> WHAT YOU HAVE TO DO: Pull out from the material below all lines with "present".

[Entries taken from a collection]
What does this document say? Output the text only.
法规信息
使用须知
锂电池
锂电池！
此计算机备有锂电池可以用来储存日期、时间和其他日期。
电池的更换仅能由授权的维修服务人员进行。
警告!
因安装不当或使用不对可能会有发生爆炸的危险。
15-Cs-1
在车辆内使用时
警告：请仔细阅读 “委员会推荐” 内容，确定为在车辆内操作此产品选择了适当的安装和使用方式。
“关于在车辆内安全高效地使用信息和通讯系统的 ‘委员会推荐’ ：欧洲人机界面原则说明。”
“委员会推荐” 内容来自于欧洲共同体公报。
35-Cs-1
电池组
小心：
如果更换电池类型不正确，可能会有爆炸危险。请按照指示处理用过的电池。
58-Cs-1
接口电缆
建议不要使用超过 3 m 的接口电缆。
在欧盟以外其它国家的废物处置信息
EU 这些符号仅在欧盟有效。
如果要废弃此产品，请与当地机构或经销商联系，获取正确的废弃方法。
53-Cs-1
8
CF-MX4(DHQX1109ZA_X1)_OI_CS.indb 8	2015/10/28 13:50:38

---

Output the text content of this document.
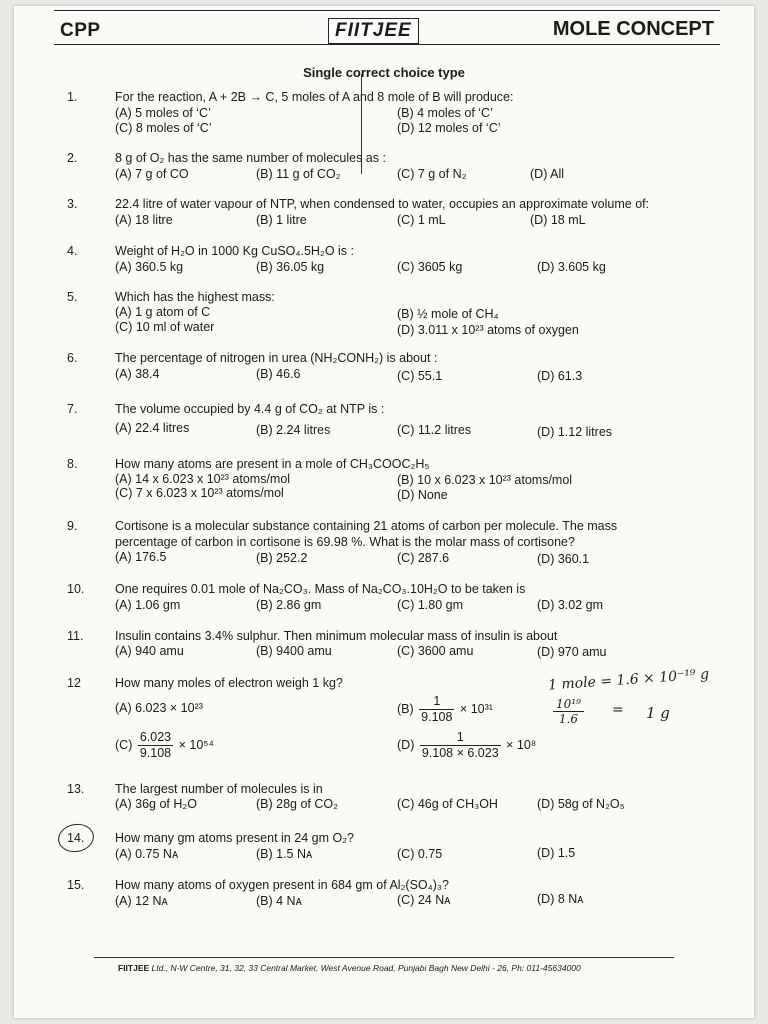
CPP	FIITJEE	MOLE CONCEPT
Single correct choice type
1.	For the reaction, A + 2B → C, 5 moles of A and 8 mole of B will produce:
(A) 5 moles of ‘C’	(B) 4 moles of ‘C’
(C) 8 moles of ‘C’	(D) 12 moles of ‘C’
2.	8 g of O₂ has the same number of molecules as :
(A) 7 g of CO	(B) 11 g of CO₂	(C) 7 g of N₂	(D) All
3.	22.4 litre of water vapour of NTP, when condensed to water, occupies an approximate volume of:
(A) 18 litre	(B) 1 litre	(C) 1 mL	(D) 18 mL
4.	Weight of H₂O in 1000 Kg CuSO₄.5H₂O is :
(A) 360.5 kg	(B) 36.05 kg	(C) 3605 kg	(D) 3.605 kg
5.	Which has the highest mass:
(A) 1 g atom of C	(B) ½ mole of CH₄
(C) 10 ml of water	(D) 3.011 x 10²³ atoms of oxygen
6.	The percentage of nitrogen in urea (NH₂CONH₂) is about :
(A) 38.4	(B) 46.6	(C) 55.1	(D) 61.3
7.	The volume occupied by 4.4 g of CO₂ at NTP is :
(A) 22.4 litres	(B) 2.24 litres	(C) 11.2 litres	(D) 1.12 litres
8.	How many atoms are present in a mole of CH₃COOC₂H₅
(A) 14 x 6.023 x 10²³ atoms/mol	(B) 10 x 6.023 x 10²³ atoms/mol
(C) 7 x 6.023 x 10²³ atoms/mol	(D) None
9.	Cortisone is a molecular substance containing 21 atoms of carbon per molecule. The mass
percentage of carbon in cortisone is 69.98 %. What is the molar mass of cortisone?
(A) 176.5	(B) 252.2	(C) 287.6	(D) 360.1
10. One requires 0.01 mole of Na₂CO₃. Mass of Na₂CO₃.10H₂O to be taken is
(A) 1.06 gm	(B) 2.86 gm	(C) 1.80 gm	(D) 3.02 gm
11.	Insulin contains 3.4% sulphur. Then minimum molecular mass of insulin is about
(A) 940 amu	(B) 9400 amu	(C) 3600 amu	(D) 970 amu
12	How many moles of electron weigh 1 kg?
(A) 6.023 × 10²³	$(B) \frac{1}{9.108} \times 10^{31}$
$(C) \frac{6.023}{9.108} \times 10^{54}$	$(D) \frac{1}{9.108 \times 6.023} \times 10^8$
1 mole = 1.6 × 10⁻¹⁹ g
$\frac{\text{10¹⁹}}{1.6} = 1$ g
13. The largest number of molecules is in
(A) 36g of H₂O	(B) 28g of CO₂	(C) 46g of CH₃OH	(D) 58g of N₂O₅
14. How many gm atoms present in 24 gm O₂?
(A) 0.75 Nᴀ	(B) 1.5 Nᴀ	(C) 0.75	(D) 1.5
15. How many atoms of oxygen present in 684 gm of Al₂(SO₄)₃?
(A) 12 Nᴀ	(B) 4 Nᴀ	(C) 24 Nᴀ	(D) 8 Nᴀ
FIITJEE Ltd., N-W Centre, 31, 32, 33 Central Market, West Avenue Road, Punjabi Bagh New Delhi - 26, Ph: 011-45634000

> FINAL ANSWER:
8.	How many atoms are present in a mole of CH₃COOC₂H₅
14. How many gm atoms present in 24 gm O₂?
15. How many atoms of oxygen present in 684 gm of Al₂(SO₄)₃?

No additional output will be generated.